Your task is to locate every line holding the string "Convert" and to copy each of them.

Records from a collection of figures >>
## START
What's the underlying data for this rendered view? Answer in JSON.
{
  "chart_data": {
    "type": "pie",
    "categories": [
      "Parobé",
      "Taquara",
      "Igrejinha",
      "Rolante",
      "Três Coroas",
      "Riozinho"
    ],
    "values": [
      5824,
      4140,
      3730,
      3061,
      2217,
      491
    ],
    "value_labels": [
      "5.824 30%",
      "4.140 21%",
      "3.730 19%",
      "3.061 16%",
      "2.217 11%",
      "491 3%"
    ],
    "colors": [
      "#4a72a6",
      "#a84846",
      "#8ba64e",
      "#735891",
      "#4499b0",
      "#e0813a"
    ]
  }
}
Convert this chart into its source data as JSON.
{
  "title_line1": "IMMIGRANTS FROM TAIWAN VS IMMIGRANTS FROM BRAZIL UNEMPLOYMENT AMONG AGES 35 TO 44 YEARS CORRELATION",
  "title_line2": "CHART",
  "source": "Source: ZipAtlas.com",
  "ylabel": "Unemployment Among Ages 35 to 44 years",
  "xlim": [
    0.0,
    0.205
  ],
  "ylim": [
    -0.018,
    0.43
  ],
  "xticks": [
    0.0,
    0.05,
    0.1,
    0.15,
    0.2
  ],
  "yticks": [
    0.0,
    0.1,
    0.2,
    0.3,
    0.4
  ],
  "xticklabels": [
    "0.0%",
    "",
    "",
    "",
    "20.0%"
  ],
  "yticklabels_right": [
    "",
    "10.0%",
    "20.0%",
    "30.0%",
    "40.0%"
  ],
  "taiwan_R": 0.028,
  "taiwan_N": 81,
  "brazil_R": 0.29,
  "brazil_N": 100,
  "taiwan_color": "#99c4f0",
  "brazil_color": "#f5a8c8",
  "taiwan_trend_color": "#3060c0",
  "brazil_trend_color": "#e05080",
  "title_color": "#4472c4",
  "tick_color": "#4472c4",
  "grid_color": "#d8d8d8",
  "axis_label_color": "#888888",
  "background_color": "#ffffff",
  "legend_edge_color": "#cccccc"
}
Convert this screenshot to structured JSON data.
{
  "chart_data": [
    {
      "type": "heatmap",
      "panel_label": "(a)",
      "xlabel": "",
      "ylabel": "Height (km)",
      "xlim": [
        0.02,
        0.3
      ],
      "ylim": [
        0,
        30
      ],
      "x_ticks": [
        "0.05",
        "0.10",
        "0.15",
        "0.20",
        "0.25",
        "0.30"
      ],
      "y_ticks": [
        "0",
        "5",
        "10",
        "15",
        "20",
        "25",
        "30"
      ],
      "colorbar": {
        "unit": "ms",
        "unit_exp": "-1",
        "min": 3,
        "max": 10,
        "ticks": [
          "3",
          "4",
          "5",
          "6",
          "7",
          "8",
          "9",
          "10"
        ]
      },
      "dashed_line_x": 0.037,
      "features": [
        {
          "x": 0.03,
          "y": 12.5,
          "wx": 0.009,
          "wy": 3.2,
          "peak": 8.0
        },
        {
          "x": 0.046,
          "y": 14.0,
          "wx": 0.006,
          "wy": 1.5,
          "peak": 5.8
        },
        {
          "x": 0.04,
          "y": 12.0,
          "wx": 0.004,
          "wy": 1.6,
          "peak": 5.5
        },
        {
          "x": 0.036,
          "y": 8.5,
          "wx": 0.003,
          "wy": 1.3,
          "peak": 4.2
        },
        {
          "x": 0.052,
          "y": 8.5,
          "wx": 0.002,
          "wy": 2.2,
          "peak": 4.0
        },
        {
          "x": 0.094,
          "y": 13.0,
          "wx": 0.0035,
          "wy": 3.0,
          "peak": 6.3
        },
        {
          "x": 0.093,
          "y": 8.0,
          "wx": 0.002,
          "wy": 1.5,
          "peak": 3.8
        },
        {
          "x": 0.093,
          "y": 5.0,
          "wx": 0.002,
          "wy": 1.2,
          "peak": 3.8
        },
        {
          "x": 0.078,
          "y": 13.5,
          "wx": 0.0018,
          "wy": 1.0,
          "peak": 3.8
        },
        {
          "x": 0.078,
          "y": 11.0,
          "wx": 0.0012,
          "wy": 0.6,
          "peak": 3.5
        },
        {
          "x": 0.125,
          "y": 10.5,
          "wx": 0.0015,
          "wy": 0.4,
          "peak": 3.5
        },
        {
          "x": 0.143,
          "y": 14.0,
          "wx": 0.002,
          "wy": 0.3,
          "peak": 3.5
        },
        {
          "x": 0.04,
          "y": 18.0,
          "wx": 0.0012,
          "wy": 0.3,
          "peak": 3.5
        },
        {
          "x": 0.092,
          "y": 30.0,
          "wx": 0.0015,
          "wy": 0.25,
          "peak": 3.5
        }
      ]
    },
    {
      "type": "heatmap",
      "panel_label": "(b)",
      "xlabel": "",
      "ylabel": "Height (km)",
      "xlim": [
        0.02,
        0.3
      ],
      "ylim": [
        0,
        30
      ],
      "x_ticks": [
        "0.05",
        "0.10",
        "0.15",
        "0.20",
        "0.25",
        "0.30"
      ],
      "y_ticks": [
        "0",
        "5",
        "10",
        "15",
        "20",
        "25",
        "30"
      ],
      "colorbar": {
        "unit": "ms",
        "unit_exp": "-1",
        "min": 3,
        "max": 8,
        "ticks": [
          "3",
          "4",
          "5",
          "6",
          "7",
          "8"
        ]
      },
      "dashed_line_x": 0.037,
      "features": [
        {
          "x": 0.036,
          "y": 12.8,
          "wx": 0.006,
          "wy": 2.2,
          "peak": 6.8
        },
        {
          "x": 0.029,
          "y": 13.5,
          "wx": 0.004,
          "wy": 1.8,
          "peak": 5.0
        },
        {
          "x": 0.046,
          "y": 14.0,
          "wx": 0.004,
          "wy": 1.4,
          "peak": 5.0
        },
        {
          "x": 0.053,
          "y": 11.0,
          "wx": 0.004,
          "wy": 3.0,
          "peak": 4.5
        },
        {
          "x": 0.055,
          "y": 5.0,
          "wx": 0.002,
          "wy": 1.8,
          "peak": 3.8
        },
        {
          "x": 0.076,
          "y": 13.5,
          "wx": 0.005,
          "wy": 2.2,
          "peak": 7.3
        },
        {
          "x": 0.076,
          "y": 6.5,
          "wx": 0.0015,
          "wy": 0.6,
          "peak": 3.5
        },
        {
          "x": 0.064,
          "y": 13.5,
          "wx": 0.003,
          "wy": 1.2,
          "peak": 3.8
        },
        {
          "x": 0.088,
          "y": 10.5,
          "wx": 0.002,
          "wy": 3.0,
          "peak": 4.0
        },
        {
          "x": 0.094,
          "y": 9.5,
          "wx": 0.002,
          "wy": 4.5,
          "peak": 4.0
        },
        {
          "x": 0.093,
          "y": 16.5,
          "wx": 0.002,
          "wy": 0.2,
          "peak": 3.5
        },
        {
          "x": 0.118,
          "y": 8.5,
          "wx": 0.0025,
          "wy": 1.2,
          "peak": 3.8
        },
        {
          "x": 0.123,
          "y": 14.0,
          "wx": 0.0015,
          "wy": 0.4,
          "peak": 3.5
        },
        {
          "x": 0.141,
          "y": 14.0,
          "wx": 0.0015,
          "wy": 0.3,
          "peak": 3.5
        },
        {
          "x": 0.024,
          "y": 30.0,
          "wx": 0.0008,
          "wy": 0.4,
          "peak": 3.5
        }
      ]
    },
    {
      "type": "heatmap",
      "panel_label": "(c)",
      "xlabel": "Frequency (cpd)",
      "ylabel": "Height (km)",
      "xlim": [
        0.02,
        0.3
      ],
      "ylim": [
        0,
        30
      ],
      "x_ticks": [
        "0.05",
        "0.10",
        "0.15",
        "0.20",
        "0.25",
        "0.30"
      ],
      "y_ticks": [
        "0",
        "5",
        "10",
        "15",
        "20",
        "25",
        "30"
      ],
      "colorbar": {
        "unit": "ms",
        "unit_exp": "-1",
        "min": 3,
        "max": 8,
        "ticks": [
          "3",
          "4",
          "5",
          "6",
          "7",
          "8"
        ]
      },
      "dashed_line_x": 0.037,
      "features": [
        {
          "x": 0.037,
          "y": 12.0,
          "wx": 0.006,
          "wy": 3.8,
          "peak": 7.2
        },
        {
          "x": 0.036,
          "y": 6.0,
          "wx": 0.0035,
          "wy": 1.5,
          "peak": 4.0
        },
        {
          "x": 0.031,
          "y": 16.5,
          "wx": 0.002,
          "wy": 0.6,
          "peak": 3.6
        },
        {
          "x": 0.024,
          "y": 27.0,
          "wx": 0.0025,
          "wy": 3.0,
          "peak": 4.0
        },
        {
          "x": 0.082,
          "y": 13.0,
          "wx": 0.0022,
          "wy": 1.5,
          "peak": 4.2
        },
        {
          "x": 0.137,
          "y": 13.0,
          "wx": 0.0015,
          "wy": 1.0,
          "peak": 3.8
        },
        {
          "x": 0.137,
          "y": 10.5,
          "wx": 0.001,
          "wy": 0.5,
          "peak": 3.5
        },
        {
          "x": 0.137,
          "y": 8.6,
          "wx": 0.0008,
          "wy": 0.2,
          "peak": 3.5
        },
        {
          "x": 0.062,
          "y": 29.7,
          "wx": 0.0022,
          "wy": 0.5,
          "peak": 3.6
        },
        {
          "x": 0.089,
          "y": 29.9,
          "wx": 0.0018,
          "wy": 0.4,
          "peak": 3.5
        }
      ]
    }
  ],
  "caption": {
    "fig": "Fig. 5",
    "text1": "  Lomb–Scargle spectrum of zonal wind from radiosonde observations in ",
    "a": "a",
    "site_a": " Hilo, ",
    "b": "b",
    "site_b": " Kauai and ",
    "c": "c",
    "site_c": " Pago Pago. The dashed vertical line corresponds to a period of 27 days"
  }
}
## END
Expected answer >>
Convert this chart into its source data as JSON.
Convert this screenshot to structured JSON data.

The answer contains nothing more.